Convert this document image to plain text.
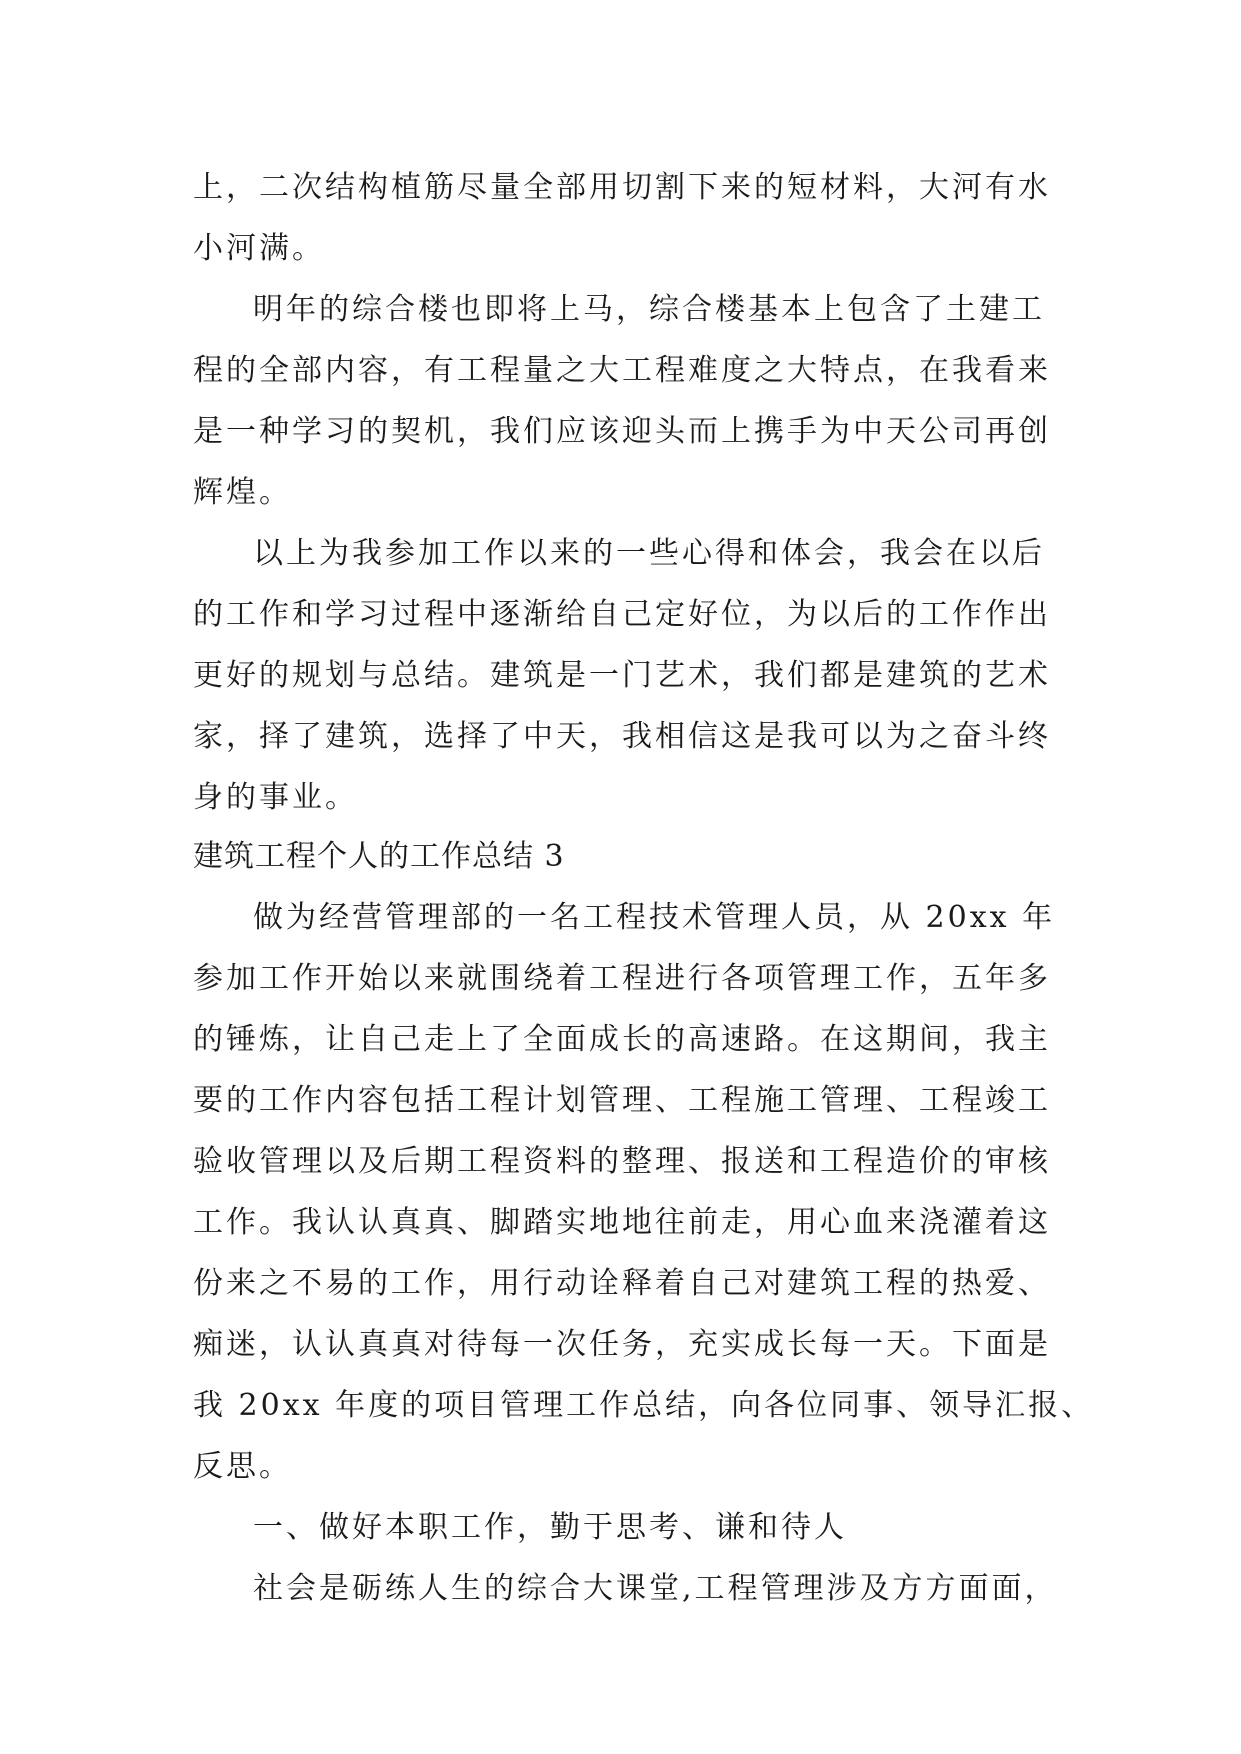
上，二次结构植筋尽量全部用切割下来的短材料，大河有水
小河满。
明年的综合楼也即将上马，综合楼基本上包含了土建工
程的全部内容，有工程量之大工程难度之大特点，在我看来
是一种学习的契机，我们应该迎头而上携手为中天公司再创
辉煌。
以上为我参加工作以来的一些心得和体会，我会在以后
的工作和学习过程中逐渐给自己定好位，为以后的工作作出
更好的规划与总结。建筑是一门艺术，我们都是建筑的艺术
家，择了建筑，选择了中天，我相信这是我可以为之奋斗终
身的事业。
建筑工程个人的工作总结 3
做为经营管理部的一名工程技术管理人员，从 20xx 年
参加工作开始以来就围绕着工程进行各项管理工作，五年多
的锤炼，让自己走上了全面成长的高速路。在这期间，我主
要的工作内容包括工程计划管理、工程施工管理、工程竣工
验收管理以及后期工程资料的整理、报送和工程造价的审核
工作。我认认真真、脚踏实地地往前走，用心血来浇灌着这
份来之不易的工作，用行动诠释着自己对建筑工程的热爱、
痴迷，认认真真对待每一次任务，充实成长每一天。下面是
我 20xx 年度的项目管理工作总结，向各位同事、领导汇报、
反思。
一、做好本职工作，勤于思考、谦和待人
社会是砺练人生的综合大课堂,工程管理涉及方方面面，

▶ Prompt: Transcribe the records above exactly as they appear, leaving out any pictures.

▶ Correct answer:
Convert this document image to plain text.
上，二次结构植筋尽量全部用切割下来的短材料，大河有水
小河满。
明年的综合楼也即将上马，综合楼基本上包含了土建工
程的全部内容，有工程量之大工程难度之大特点，在我看来
是一种学习的契机，我们应该迎头而上携手为中天公司再创
辉煌。
以上为我参加工作以来的一些心得和体会，我会在以后
的工作和学习过程中逐渐给自己定好位，为以后的工作作出
更好的规划与总结。建筑是一门艺术，我们都是建筑的艺术
家，择了建筑，选择了中天，我相信这是我可以为之奋斗终
身的事业。
建筑工程个人的工作总结 3
做为经营管理部的一名工程技术管理人员，从 20xx 年
参加工作开始以来就围绕着工程进行各项管理工作，五年多
的锤炼，让自己走上了全面成长的高速路。在这期间，我主
要的工作内容包括工程计划管理、工程施工管理、工程竣工
验收管理以及后期工程资料的整理、报送和工程造价的审核
工作。我认认真真、脚踏实地地往前走，用心血来浇灌着这
份来之不易的工作，用行动诠释着自己对建筑工程的热爱、
痴迷，认认真真对待每一次任务，充实成长每一天。下面是
我 20xx 年度的项目管理工作总结，向各位同事、领导汇报、
反思。
一、做好本职工作，勤于思考、谦和待人
社会是砺练人生的综合大课堂,工程管理涉及方方面面，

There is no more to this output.